-------- GIVEN DATA --------

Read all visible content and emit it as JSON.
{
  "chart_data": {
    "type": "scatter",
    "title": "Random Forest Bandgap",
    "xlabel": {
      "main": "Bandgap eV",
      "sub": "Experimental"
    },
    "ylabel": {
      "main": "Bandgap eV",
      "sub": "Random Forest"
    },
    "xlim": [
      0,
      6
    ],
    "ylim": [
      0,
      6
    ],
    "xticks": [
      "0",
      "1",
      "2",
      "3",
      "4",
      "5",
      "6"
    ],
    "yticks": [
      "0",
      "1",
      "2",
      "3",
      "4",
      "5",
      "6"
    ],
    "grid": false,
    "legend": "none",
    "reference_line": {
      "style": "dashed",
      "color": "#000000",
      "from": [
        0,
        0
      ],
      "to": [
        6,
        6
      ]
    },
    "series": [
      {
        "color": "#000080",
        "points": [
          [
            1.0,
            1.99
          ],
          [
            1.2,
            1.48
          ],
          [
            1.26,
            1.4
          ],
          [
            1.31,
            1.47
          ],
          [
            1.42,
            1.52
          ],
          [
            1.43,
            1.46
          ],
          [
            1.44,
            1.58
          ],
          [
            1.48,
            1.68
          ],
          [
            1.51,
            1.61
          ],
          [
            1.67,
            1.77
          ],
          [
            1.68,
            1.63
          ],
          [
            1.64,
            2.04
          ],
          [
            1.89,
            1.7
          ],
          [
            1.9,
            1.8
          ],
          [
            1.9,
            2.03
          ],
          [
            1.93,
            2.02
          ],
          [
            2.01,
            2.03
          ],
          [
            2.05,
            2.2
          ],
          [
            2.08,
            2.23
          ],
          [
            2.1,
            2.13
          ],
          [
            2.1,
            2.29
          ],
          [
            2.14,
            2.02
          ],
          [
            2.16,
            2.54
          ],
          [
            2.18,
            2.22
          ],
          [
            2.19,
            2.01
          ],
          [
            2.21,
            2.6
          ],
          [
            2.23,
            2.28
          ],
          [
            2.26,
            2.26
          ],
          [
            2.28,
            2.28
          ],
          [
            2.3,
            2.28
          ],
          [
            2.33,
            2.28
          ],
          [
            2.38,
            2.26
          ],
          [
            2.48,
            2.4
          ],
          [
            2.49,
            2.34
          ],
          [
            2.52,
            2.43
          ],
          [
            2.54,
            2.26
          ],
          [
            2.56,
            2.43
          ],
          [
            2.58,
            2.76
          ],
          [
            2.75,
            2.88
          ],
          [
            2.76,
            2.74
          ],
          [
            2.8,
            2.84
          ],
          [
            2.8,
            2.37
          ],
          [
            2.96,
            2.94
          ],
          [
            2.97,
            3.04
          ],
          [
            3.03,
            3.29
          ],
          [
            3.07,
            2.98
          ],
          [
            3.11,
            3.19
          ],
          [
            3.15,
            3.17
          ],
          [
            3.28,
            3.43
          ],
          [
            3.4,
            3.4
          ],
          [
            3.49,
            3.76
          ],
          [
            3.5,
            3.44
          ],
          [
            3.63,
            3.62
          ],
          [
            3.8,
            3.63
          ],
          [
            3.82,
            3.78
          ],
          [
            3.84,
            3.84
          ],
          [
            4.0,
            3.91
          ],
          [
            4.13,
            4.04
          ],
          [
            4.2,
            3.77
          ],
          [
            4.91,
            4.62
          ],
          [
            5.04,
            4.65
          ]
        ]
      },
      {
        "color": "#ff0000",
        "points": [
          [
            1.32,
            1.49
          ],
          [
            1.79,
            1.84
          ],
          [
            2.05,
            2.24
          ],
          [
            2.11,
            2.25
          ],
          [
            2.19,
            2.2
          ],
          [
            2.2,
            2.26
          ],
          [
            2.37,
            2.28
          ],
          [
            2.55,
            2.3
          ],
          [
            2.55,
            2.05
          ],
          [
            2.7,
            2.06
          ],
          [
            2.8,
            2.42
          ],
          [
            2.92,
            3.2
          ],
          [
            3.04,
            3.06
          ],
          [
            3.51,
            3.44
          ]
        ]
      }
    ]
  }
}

--------

STATED GOAL.
Write out the listing once more, matching it exactly.

FINISHED ANSWER.
Read all visible content and emit it as JSON.
{
  "chart_data": {
    "type": "scatter",
    "title": "Random Forest Bandgap",
    "xlabel": {
      "main": "Bandgap eV",
      "sub": "Experimental"
    },
    "ylabel": {
      "main": "Bandgap eV",
      "sub": "Random Forest"
    },
    "xlim": [
      0,
      6
    ],
    "ylim": [
      0,
      6
    ],
    "xticks": [
      "0",
      "1",
      "2",
      "3",
      "4",
      "5",
      "6"
    ],
    "yticks": [
      "0",
      "1",
      "2",
      "3",
      "4",
      "5",
      "6"
    ],
    "grid": false,
    "legend": "none",
    "reference_line": {
      "style": "dashed",
      "color": "#000000",
      "from": [
        0,
        0
      ],
      "to": [
        6,
        6
      ]
    },
    "series": [
      {
        "color": "#000080",
        "points": [
          [
            1.0,
            1.99
          ],
          [
            1.2,
            1.48
          ],
          [
            1.26,
            1.4
          ],
          [
            1.31,
            1.47
          ],
          [
            1.42,
            1.52
          ],
          [
            1.43,
            1.46
          ],
          [
            1.44,
            1.58
          ],
          [
            1.48,
            1.68
          ],
          [
            1.51,
            1.61
          ],
          [
            1.67,
            1.77
          ],
          [
            1.68,
            1.63
          ],
          [
            1.64,
            2.04
          ],
          [
            1.89,
            1.7
          ],
          [
            1.9,
            1.8
          ],
          [
            1.9,
            2.03
          ],
          [
            1.93,
            2.02
          ],
          [
            2.01,
            2.03
          ],
          [
            2.05,
            2.2
          ],
          [
            2.08,
            2.23
          ],
          [
            2.1,
            2.13
          ],
          [
            2.1,
            2.29
          ],
          [
            2.14,
            2.02
          ],
          [
            2.16,
            2.54
          ],
          [
            2.18,
            2.22
          ],
          [
            2.19,
            2.01
          ],
          [
            2.21,
            2.6
          ],
          [
            2.23,
            2.28
          ],
          [
            2.26,
            2.26
          ],
          [
            2.28,
            2.28
          ],
          [
            2.3,
            2.28
          ],
          [
            2.33,
            2.28
          ],
          [
            2.38,
            2.26
          ],
          [
            2.48,
            2.4
          ],
          [
            2.49,
            2.34
          ],
          [
            2.52,
            2.43
          ],
          [
            2.54,
            2.26
          ],
          [
            2.56,
            2.43
          ],
          [
            2.58,
            2.76
          ],
          [
            2.75,
            2.88
          ],
          [
            2.76,
            2.74
          ],
          [
            2.8,
            2.84
          ],
          [
            2.8,
            2.37
          ],
          [
            2.96,
            2.94
          ],
          [
            2.97,
            3.04
          ],
          [
            3.03,
            3.29
          ],
          [
            3.07,
            2.98
          ],
          [
            3.11,
            3.19
          ],
          [
            3.15,
            3.17
          ],
          [
            3.28,
            3.43
          ],
          [
            3.4,
            3.4
          ],
          [
            3.49,
            3.76
          ],
          [
            3.5,
            3.44
          ],
          [
            3.63,
            3.62
          ],
          [
            3.8,
            3.63
          ],
          [
            3.82,
            3.78
          ],
          [
            3.84,
            3.84
          ],
          [
            4.0,
            3.91
          ],
          [
            4.13,
            4.04
          ],
          [
            4.2,
            3.77
          ],
          [
            4.91,
            4.62
          ],
          [
            5.04,
            4.65
          ]
        ]
      },
      {
        "color": "#ff0000",
        "points": [
          [
            1.32,
            1.49
          ],
          [
            1.79,
            1.84
          ],
          [
            2.05,
            2.24
          ],
          [
            2.11,
            2.25
          ],
          [
            2.19,
            2.2
          ],
          [
            2.2,
            2.26
          ],
          [
            2.37,
            2.28
          ],
          [
            2.55,
            2.3
          ],
          [
            2.55,
            2.05
          ],
          [
            2.7,
            2.06
          ],
          [
            2.8,
            2.42
          ],
          [
            2.92,
            3.2
          ],
          [
            3.04,
            3.06
          ],
          [
            3.51,
            3.44
          ]
        ]
      }
    ]
  }
}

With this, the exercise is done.